- [Instruction]
Transcribe the records in full, keeping every character as it is.

- [Task inputs]
....

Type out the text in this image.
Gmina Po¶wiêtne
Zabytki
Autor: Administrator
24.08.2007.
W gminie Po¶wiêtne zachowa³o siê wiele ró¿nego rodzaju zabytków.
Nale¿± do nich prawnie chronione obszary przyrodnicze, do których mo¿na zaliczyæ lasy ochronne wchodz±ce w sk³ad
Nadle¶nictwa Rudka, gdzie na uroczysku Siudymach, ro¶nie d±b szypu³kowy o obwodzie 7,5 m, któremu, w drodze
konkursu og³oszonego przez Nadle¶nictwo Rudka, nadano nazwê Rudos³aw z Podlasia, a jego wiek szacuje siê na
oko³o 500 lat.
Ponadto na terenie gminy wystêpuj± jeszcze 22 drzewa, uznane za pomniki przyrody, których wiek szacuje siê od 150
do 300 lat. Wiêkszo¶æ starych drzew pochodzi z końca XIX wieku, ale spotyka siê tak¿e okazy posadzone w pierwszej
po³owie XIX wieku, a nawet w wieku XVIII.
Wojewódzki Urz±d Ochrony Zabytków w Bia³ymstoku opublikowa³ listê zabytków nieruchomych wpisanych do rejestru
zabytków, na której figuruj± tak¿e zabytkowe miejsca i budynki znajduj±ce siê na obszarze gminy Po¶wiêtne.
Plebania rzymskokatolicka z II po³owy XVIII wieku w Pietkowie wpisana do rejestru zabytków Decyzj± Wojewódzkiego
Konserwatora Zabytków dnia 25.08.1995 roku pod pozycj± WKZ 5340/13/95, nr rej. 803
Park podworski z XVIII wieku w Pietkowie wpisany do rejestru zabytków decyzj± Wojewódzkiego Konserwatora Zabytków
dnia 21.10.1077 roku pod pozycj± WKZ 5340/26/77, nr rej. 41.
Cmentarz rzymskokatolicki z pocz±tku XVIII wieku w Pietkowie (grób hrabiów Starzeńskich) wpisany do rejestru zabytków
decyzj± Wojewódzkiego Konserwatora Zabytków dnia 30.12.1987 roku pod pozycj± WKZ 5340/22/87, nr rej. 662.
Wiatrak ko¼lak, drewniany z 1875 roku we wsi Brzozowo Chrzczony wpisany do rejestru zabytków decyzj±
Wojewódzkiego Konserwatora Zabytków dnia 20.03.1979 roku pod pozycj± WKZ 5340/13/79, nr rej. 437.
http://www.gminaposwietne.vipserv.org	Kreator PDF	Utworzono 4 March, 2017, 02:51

....

- [Exercise output]
Type out the text in this image.
Gmina Po¶wiêtne
Zabytki
Autor: Administrator
24.08.2007.
W gminie Po¶wiêtne zachowa³o siê wiele ró¿nego rodzaju zabytków.
Nale¿± do nich prawnie chronione obszary przyrodnicze, do których mo¿na zaliczyæ lasy ochronne wchodz±ce w sk³ad
Nadle¶nictwa Rudka, gdzie na uroczysku Siudymach, ro¶nie d±b szypu³kowy o obwodzie 7,5 m, któremu, w drodze
konkursu og³oszonego przez Nadle¶nictwo Rudka, nadano nazwê Rudos³aw z Podlasia, a jego wiek szacuje siê na
oko³o 500 lat.
Ponadto na terenie gminy wystêpuj± jeszcze 22 drzewa, uznane za pomniki przyrody, których wiek szacuje siê od 150
do 300 lat. Wiêkszo¶æ starych drzew pochodzi z końca XIX wieku, ale spotyka siê tak¿e okazy posadzone w pierwszej
po³owie XIX wieku, a nawet w wieku XVIII.
Wojewódzki Urz±d Ochrony Zabytków w Bia³ymstoku opublikowa³ listê zabytków nieruchomych wpisanych do rejestru
zabytków, na której figuruj± tak¿e zabytkowe miejsca i budynki znajduj±ce siê na obszarze gminy Po¶wiêtne.
Plebania rzymskokatolicka z II po³owy XVIII wieku w Pietkowie wpisana do rejestru zabytków Decyzj± Wojewódzkiego
Konserwatora Zabytków dnia 25.08.1995 roku pod pozycj± WKZ 5340/13/95, nr rej. 803
Park podworski z XVIII wieku w Pietkowie wpisany do rejestru zabytków decyzj± Wojewódzkiego Konserwatora Zabytków
dnia 21.10.1077 roku pod pozycj± WKZ 5340/26/77, nr rej. 41.
Cmentarz rzymskokatolicki z pocz±tku XVIII wieku w Pietkowie (grób hrabiów Starzeńskich) wpisany do rejestru zabytków
decyzj± Wojewódzkiego Konserwatora Zabytków dnia 30.12.1987 roku pod pozycj± WKZ 5340/22/87, nr rej. 662.
Wiatrak ko¼lak, drewniany z 1875 roku we wsi Brzozowo Chrzczony wpisany do rejestru zabytków decyzj±
Wojewódzkiego Konserwatora Zabytków dnia 20.03.1979 roku pod pozycj± WKZ 5340/13/79, nr rej. 437.
http://www.gminaposwietne.vipserv.org	Kreator PDF	Utworzono 4 March, 2017, 02:51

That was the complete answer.